* [INSTRUCTION]
Copy out all of the data exactly as it appears.

* [ITEMS]
════════════════════

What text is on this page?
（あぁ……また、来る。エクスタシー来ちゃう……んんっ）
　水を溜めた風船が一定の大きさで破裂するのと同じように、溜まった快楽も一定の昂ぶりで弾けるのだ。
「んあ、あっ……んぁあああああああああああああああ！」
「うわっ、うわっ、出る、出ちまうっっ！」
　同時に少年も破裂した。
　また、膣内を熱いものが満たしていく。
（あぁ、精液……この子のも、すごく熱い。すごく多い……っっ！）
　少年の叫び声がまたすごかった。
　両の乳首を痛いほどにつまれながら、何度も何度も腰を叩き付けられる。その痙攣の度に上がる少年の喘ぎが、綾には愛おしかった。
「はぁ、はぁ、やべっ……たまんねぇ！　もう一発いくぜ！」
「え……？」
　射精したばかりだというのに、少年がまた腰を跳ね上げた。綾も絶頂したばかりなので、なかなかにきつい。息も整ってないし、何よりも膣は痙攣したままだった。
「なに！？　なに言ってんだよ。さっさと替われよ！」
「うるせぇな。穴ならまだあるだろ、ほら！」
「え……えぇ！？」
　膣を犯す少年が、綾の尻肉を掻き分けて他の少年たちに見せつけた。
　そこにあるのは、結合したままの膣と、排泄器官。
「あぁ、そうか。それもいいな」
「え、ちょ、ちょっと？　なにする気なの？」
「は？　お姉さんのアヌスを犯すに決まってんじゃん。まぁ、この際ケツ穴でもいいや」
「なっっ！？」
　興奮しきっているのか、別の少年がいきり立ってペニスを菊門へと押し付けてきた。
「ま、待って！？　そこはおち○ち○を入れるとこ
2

════════════════════

* [EXERCISE SOLUTION]
What text is on this page?
（あぁ……また、来る。エクスタシー来ちゃう……んんっ）
　水を溜めた風船が一定の大きさで破裂するのと同じように、溜まった快楽も一定の昂ぶりで弾けるのだ。
「んあ、あっ……んぁあああああああああああああああ！」
「うわっ、うわっ、出る、出ちまうっっ！」
　同時に少年も破裂した。
　また、膣内を熱いものが満たしていく。
（あぁ、精液……この子のも、すごく熱い。すごく多い……っっ！）
　少年の叫び声がまたすごかった。
　両の乳首を痛いほどにつまれながら、何度も何度も腰を叩き付けられる。その痙攣の度に上がる少年の喘ぎが、綾には愛おしかった。
「はぁ、はぁ、やべっ……たまんねぇ！　もう一発いくぜ！」
「え……？」
　射精したばかりだというのに、少年がまた腰を跳ね上げた。綾も絶頂したばかりなので、なかなかにきつい。息も整ってないし、何よりも膣は痙攣したままだった。
「なに！？　なに言ってんだよ。さっさと替われよ！」
「うるせぇな。穴ならまだあるだろ、ほら！」
「え……えぇ！？」
　膣を犯す少年が、綾の尻肉を掻き分けて他の少年たちに見せつけた。
　そこにあるのは、結合したままの膣と、排泄器官。
「あぁ、そうか。それもいいな」
「え、ちょ、ちょっと？　なにする気なの？」
「は？　お姉さんのアヌスを犯すに決まってんじゃん。まぁ、この際ケツ穴でもいいや」
「なっっ！？」
　興奮しきっているのか、別の少年がいきり立ってペニスを菊門へと押し付けてきた。
「ま、待って！？　そこはおち○ち○を入れるとこ
2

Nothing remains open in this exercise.